**Instructions to follow**
Copy each line of the entries that contains the word "left".

**Data records**
──────────────────────────────

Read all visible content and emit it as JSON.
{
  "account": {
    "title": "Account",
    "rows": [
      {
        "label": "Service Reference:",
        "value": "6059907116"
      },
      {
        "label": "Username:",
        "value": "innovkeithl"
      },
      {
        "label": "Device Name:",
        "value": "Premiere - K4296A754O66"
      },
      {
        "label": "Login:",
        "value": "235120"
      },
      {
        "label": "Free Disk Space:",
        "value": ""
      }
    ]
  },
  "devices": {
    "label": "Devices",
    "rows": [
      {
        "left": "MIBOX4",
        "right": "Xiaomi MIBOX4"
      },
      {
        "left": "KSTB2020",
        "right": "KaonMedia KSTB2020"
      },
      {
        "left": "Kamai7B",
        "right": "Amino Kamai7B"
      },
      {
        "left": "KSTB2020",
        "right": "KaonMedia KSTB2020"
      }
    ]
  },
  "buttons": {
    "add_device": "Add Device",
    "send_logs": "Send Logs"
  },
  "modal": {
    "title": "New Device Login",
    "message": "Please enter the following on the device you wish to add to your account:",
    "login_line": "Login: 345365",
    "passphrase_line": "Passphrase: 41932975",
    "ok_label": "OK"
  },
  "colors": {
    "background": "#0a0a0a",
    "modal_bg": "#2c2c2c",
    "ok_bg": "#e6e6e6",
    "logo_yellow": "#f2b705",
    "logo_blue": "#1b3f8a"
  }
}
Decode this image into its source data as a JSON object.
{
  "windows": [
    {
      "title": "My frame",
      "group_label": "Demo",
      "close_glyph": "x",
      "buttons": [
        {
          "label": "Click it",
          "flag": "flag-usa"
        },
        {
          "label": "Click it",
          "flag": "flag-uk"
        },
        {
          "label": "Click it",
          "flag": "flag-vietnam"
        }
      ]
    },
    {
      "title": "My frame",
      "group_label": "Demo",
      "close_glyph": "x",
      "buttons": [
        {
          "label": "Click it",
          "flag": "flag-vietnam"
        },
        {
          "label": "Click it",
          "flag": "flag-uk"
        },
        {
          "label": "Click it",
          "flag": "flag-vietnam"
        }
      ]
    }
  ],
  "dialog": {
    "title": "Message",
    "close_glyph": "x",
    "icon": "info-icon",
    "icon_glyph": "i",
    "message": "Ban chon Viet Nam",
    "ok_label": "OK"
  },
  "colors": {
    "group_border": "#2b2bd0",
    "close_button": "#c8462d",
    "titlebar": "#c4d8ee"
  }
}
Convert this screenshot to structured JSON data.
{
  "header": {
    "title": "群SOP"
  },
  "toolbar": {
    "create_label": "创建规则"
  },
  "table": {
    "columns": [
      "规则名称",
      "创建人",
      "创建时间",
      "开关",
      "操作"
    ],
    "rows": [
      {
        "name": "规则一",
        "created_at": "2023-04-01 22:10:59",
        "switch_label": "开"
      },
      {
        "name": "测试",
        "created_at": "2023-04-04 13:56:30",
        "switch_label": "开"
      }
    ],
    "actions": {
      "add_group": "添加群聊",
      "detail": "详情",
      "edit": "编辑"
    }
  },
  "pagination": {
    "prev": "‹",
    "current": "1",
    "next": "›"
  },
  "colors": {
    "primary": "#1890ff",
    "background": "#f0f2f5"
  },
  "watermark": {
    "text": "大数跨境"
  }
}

──────────────────────────────

**Exercise result**
        "left": "MIBOX4",
        "left": "KSTB2020",
        "left": "Kamai7B",
        "left": "KSTB2020",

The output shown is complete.